## DATASET RECORDS
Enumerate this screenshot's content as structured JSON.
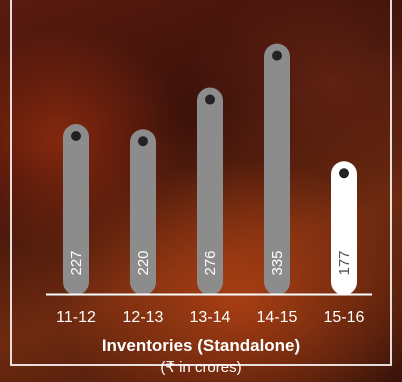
{
  "chart_data": {
    "type": "bar",
    "title": "Inventories (Standalone)",
    "subtitle": "(₹ in crores)",
    "categories": [
      "11-12",
      "12-13",
      "13-14",
      "14-15",
      "15-16"
    ],
    "values": [
      227,
      220,
      276,
      335,
      177
    ],
    "value_labels": [
      "227",
      "220",
      "276",
      "335",
      "177"
    ],
    "ylim": [
      0,
      360
    ],
    "grid": false,
    "legend": "none",
    "colors": {
      "bar": "#8c8c8c",
      "highlight_bar": "#ffffff",
      "dot": "#222222",
      "axis": "#ffffff"
    }
  }
}
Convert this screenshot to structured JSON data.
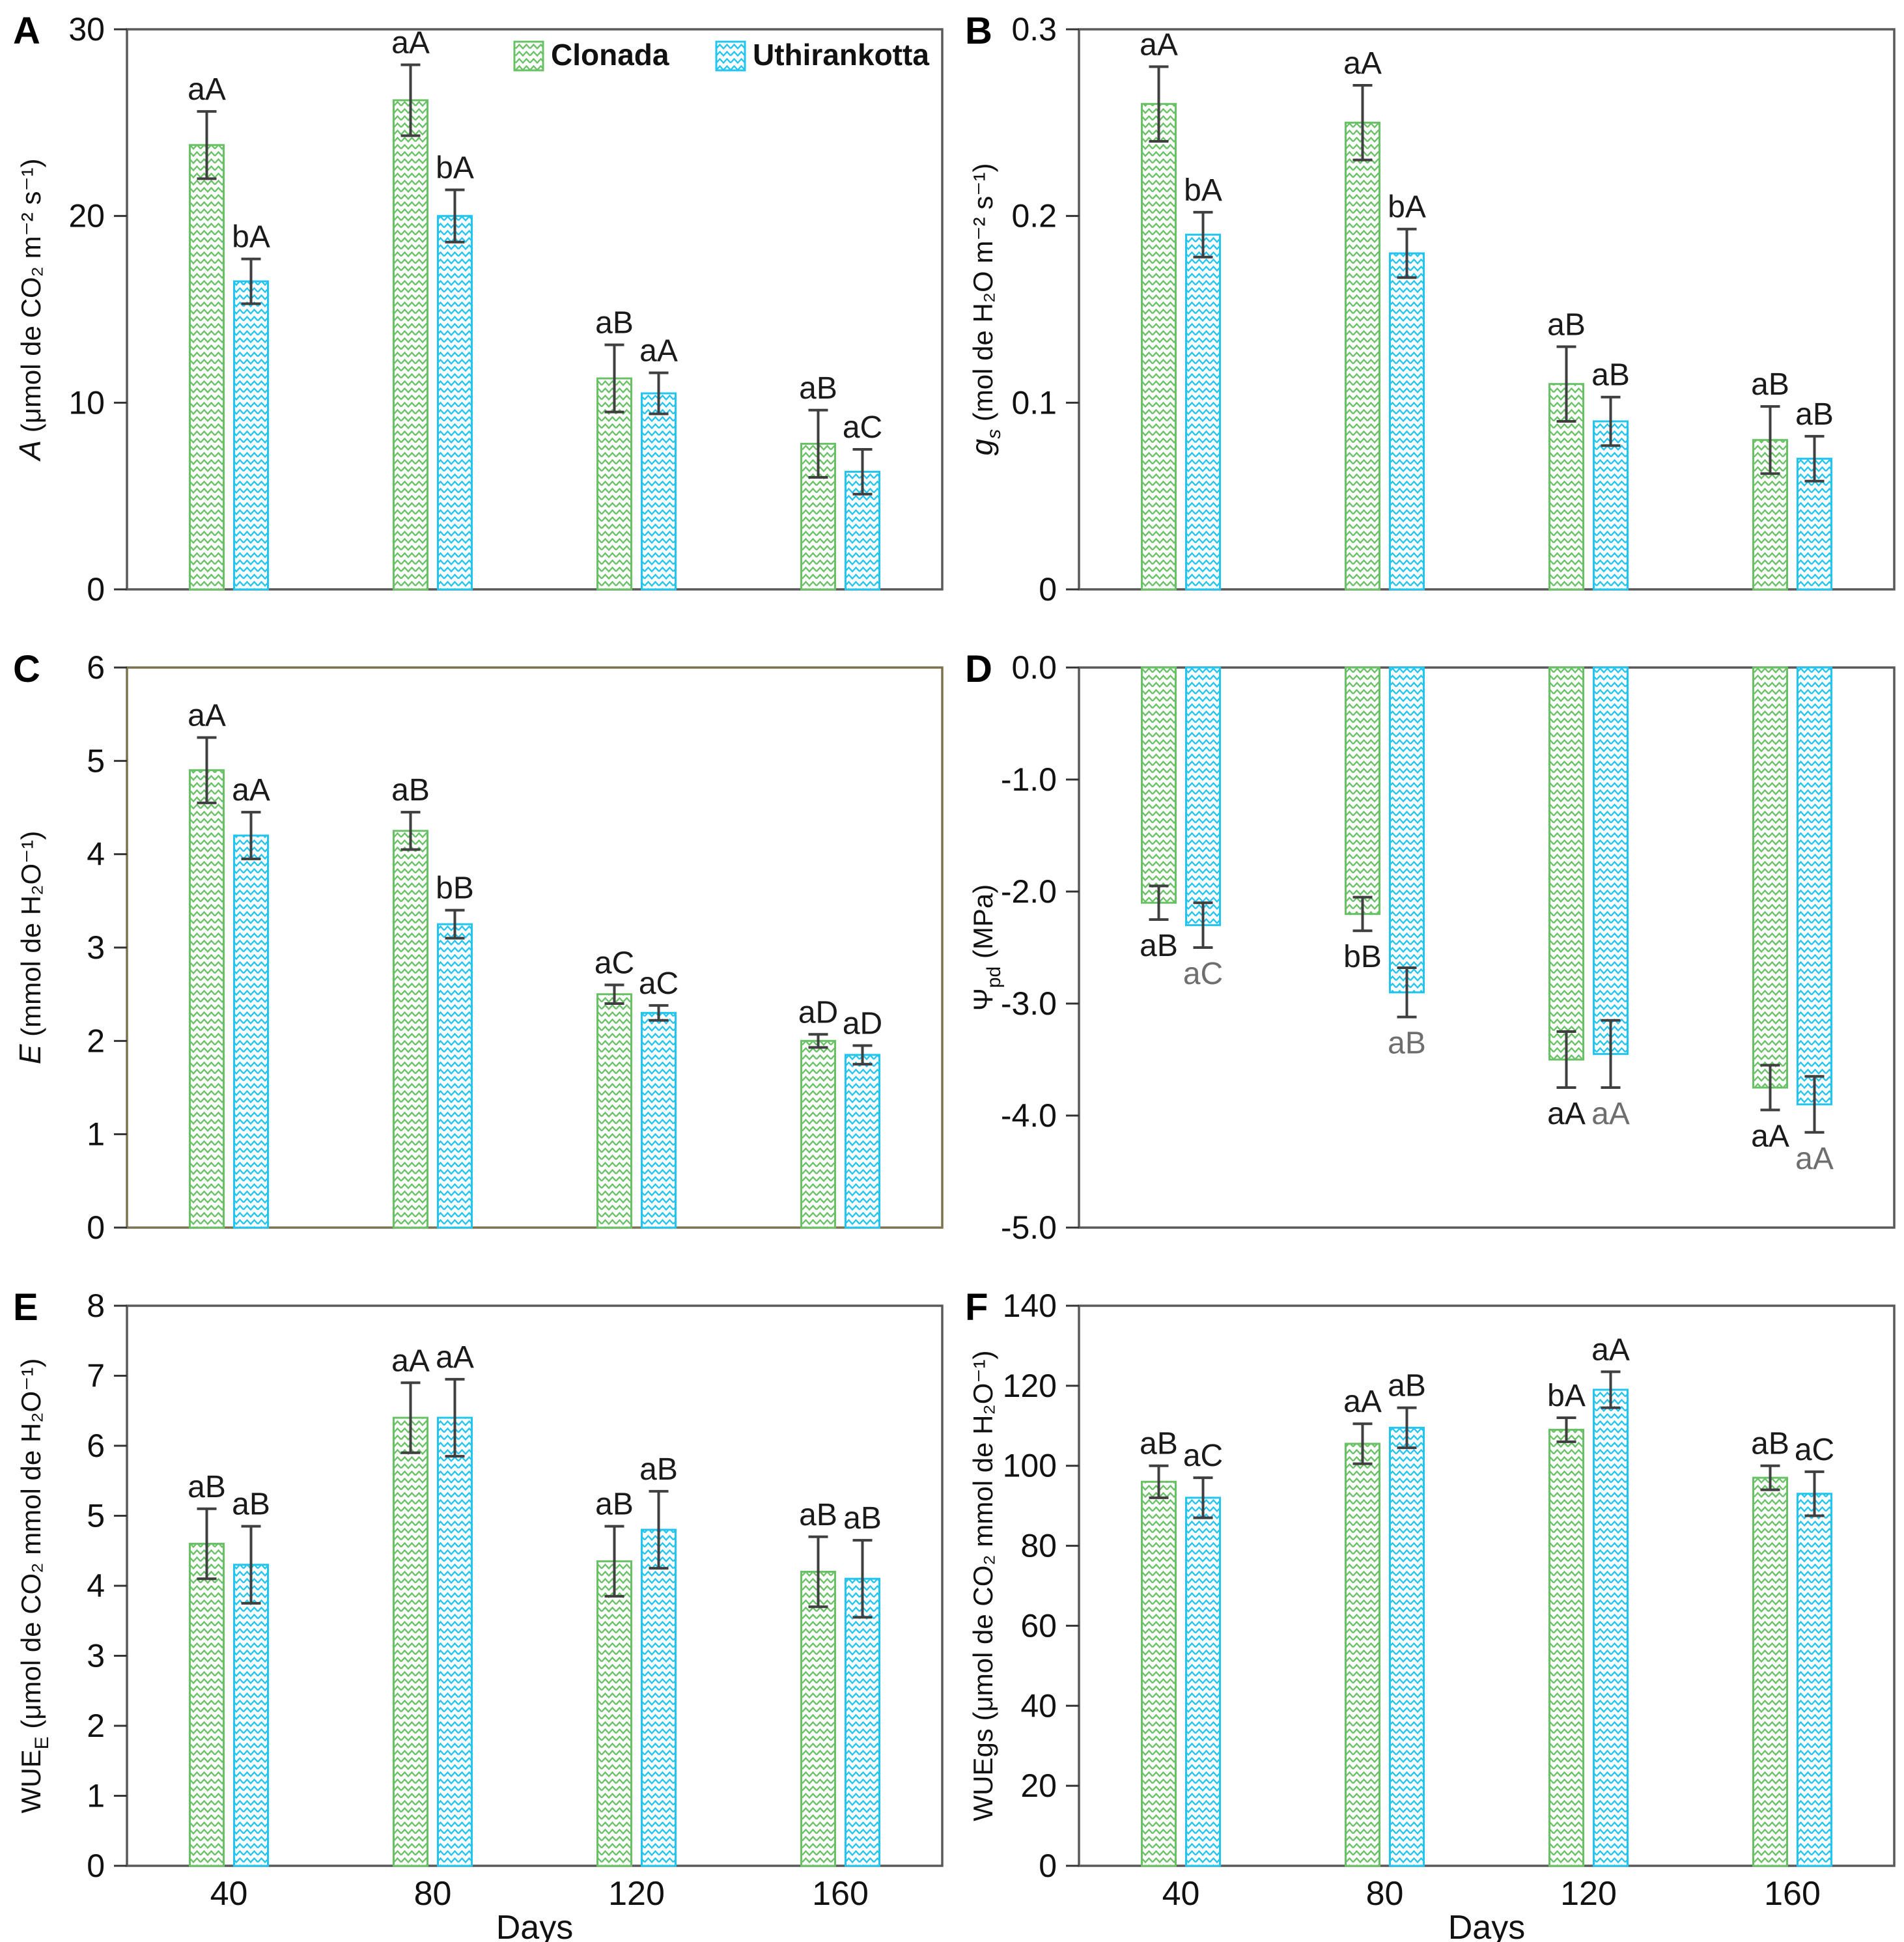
{
  "figure": {
    "xlabel": "Days",
    "categories": [
      "40",
      "80",
      "120",
      "160"
    ],
    "legend": {
      "position": "top-right-panel-A",
      "items": [
        {
          "label": "Clonada",
          "color": "#68c164"
        },
        {
          "label": "Uthirankotta",
          "color": "#22c4f0"
        }
      ]
    },
    "colors": {
      "clonada": "#68c164",
      "uthirankotta": "#22c4f0",
      "error_bar": "#3f3f3f",
      "panel_border": "#595959",
      "panel_c_border": "#7b7250",
      "label_black": "#1a1a1a",
      "label_gray": "#6e6e6e"
    }
  },
  "chart_data": [
    {
      "type": "bar",
      "panel": "A",
      "ylabel_segments": [
        {
          "text": "A",
          "style": "italic"
        },
        {
          "text": " (μmol de CO₂ m⁻² s⁻¹)",
          "style": "normal"
        }
      ],
      "ylim": [
        0,
        30
      ],
      "yticks": [
        {
          "v": 0,
          "label": "0"
        },
        {
          "v": 10,
          "label": "10"
        },
        {
          "v": 20,
          "label": "20"
        },
        {
          "v": 30,
          "label": "30"
        }
      ],
      "direction": "up",
      "border": "default",
      "grid": false,
      "show_x_labels": false,
      "show_legend": true,
      "categories": [
        "40",
        "80",
        "120",
        "160"
      ],
      "series": [
        {
          "name": "Clonada",
          "values": [
            23.8,
            26.2,
            11.3,
            7.8
          ],
          "errors": [
            1.8,
            1.9,
            1.8,
            1.8
          ],
          "sig_labels": [
            "aA",
            "aA",
            "aB",
            "aB"
          ],
          "sig_color": "black"
        },
        {
          "name": "Uthirankotta",
          "values": [
            16.5,
            20.0,
            10.5,
            6.3
          ],
          "errors": [
            1.2,
            1.4,
            1.1,
            1.2
          ],
          "sig_labels": [
            "bA",
            "bA",
            "aA",
            "aC"
          ],
          "sig_color": "black"
        }
      ]
    },
    {
      "type": "bar",
      "panel": "B",
      "ylabel_segments": [
        {
          "text": "g",
          "style": "italic"
        },
        {
          "text": "s",
          "style": "sub-italic"
        },
        {
          "text": " (mol de H₂O m⁻² s⁻¹)",
          "style": "normal"
        }
      ],
      "ylim": [
        0,
        0.3
      ],
      "yticks": [
        {
          "v": 0,
          "label": "0"
        },
        {
          "v": 0.1,
          "label": "0.1"
        },
        {
          "v": 0.2,
          "label": "0.2"
        },
        {
          "v": 0.3,
          "label": "0.3"
        }
      ],
      "direction": "up",
      "border": "default",
      "grid": false,
      "show_x_labels": false,
      "show_legend": false,
      "categories": [
        "40",
        "80",
        "120",
        "160"
      ],
      "series": [
        {
          "name": "Clonada",
          "values": [
            0.26,
            0.25,
            0.11,
            0.08
          ],
          "errors": [
            0.02,
            0.02,
            0.02,
            0.018
          ],
          "sig_labels": [
            "aA",
            "aA",
            "aB",
            "aB"
          ],
          "sig_color": "black"
        },
        {
          "name": "Uthirankotta",
          "values": [
            0.19,
            0.18,
            0.09,
            0.07
          ],
          "errors": [
            0.012,
            0.013,
            0.013,
            0.012
          ],
          "sig_labels": [
            "bA",
            "bA",
            "aB",
            "aB"
          ],
          "sig_color": "black"
        }
      ]
    },
    {
      "type": "bar",
      "panel": "C",
      "ylabel_segments": [
        {
          "text": "E",
          "style": "italic"
        },
        {
          "text": " (mmol de H₂O⁻¹)",
          "style": "normal"
        }
      ],
      "ylim": [
        0,
        6
      ],
      "yticks": [
        {
          "v": 0,
          "label": "0"
        },
        {
          "v": 1,
          "label": "1"
        },
        {
          "v": 2,
          "label": "2"
        },
        {
          "v": 3,
          "label": "3"
        },
        {
          "v": 4,
          "label": "4"
        },
        {
          "v": 5,
          "label": "5"
        },
        {
          "v": 6,
          "label": "6"
        }
      ],
      "direction": "up",
      "border": "olive",
      "grid": false,
      "show_x_labels": false,
      "show_legend": false,
      "categories": [
        "40",
        "80",
        "120",
        "160"
      ],
      "series": [
        {
          "name": "Clonada",
          "values": [
            4.9,
            4.25,
            2.5,
            2.0
          ],
          "errors": [
            0.35,
            0.2,
            0.1,
            0.07
          ],
          "sig_labels": [
            "aA",
            "aB",
            "aC",
            "aD"
          ],
          "sig_color": "black"
        },
        {
          "name": "Uthirankotta",
          "values": [
            4.2,
            3.25,
            2.3,
            1.85
          ],
          "errors": [
            0.25,
            0.15,
            0.08,
            0.1
          ],
          "sig_labels": [
            "aA",
            "bB",
            "aC",
            "aD"
          ],
          "sig_color": "black"
        }
      ]
    },
    {
      "type": "bar",
      "panel": "D",
      "ylabel_segments": [
        {
          "text": "Ψ",
          "style": "normal"
        },
        {
          "text": "pd",
          "style": "sub"
        },
        {
          "text": " (MPa)",
          "style": "normal"
        }
      ],
      "ylim": [
        -5,
        0
      ],
      "yticks": [
        {
          "v": 0,
          "label": "0.0"
        },
        {
          "v": -1,
          "label": "-1.0"
        },
        {
          "v": -2,
          "label": "-2.0"
        },
        {
          "v": -3,
          "label": "-3.0"
        },
        {
          "v": -4,
          "label": "-4.0"
        },
        {
          "v": -5,
          "label": "-5.0"
        }
      ],
      "direction": "down",
      "border": "default",
      "grid": false,
      "show_x_labels": false,
      "show_legend": false,
      "categories": [
        "40",
        "80",
        "120",
        "160"
      ],
      "series": [
        {
          "name": "Clonada",
          "values": [
            -2.1,
            -2.2,
            -3.5,
            -3.75
          ],
          "errors": [
            0.15,
            0.15,
            0.25,
            0.2
          ],
          "sig_labels": [
            "aB",
            "bB",
            "aA",
            "aA"
          ],
          "sig_color": "black"
        },
        {
          "name": "Uthirankotta",
          "values": [
            -2.3,
            -2.9,
            -3.45,
            -3.9
          ],
          "errors": [
            0.2,
            0.22,
            0.3,
            0.25
          ],
          "sig_labels": [
            "aC",
            "aB",
            "aA",
            "aA"
          ],
          "sig_color": "gray"
        }
      ]
    },
    {
      "type": "bar",
      "panel": "E",
      "ylabel_segments": [
        {
          "text": "WUE",
          "style": "normal"
        },
        {
          "text": "E",
          "style": "sub"
        },
        {
          "text": " (μmol de CO₂  mmol de H₂O⁻¹)",
          "style": "normal"
        }
      ],
      "ylim": [
        0,
        8
      ],
      "yticks": [
        {
          "v": 0,
          "label": "0"
        },
        {
          "v": 1,
          "label": "1"
        },
        {
          "v": 2,
          "label": "2"
        },
        {
          "v": 3,
          "label": "3"
        },
        {
          "v": 4,
          "label": "4"
        },
        {
          "v": 5,
          "label": "5"
        },
        {
          "v": 6,
          "label": "6"
        },
        {
          "v": 7,
          "label": "7"
        },
        {
          "v": 8,
          "label": "8"
        }
      ],
      "direction": "up",
      "border": "default",
      "grid": false,
      "show_x_labels": true,
      "show_legend": false,
      "categories": [
        "40",
        "80",
        "120",
        "160"
      ],
      "series": [
        {
          "name": "Clonada",
          "values": [
            4.6,
            6.4,
            4.35,
            4.2
          ],
          "errors": [
            0.5,
            0.5,
            0.5,
            0.5
          ],
          "sig_labels": [
            "aB",
            "aA",
            "aB",
            "aB"
          ],
          "sig_color": "black"
        },
        {
          "name": "Uthirankotta",
          "values": [
            4.3,
            6.4,
            4.8,
            4.1
          ],
          "errors": [
            0.55,
            0.55,
            0.55,
            0.55
          ],
          "sig_labels": [
            "aB",
            "aA",
            "aB",
            "aB"
          ],
          "sig_color": "black"
        }
      ]
    },
    {
      "type": "bar",
      "panel": "F",
      "ylabel_segments": [
        {
          "text": "WUEgs",
          "style": "normal"
        },
        {
          "text": " (μmol de CO₂  mmol de H₂O⁻¹)",
          "style": "normal"
        }
      ],
      "ylim": [
        0,
        140
      ],
      "yticks": [
        {
          "v": 0,
          "label": "0"
        },
        {
          "v": 20,
          "label": "20"
        },
        {
          "v": 40,
          "label": "40"
        },
        {
          "v": 60,
          "label": "60"
        },
        {
          "v": 80,
          "label": "80"
        },
        {
          "v": 100,
          "label": "100"
        },
        {
          "v": 120,
          "label": "120"
        },
        {
          "v": 140,
          "label": "140"
        }
      ],
      "direction": "up",
      "border": "default",
      "grid": false,
      "show_x_labels": true,
      "show_legend": false,
      "categories": [
        "40",
        "80",
        "120",
        "160"
      ],
      "series": [
        {
          "name": "Clonada",
          "values": [
            96,
            105.5,
            109,
            97
          ],
          "errors": [
            4,
            5,
            3,
            3
          ],
          "sig_labels": [
            "aB",
            "aA",
            "bA",
            "aB"
          ],
          "sig_color": "black"
        },
        {
          "name": "Uthirankotta",
          "values": [
            92,
            109.5,
            119,
            93
          ],
          "errors": [
            5,
            5,
            4.5,
            5.5
          ],
          "sig_labels": [
            "aC",
            "aB",
            "aA",
            "aC"
          ],
          "sig_color": "black"
        }
      ]
    }
  ]
}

## GIVEN REQUEST
Filter for "JSON". Return all lines that hold it.

## CORRECT RESPONSE
Enumerate this screenshot's content as structured JSON.
Convert this screenshot to structured JSON data.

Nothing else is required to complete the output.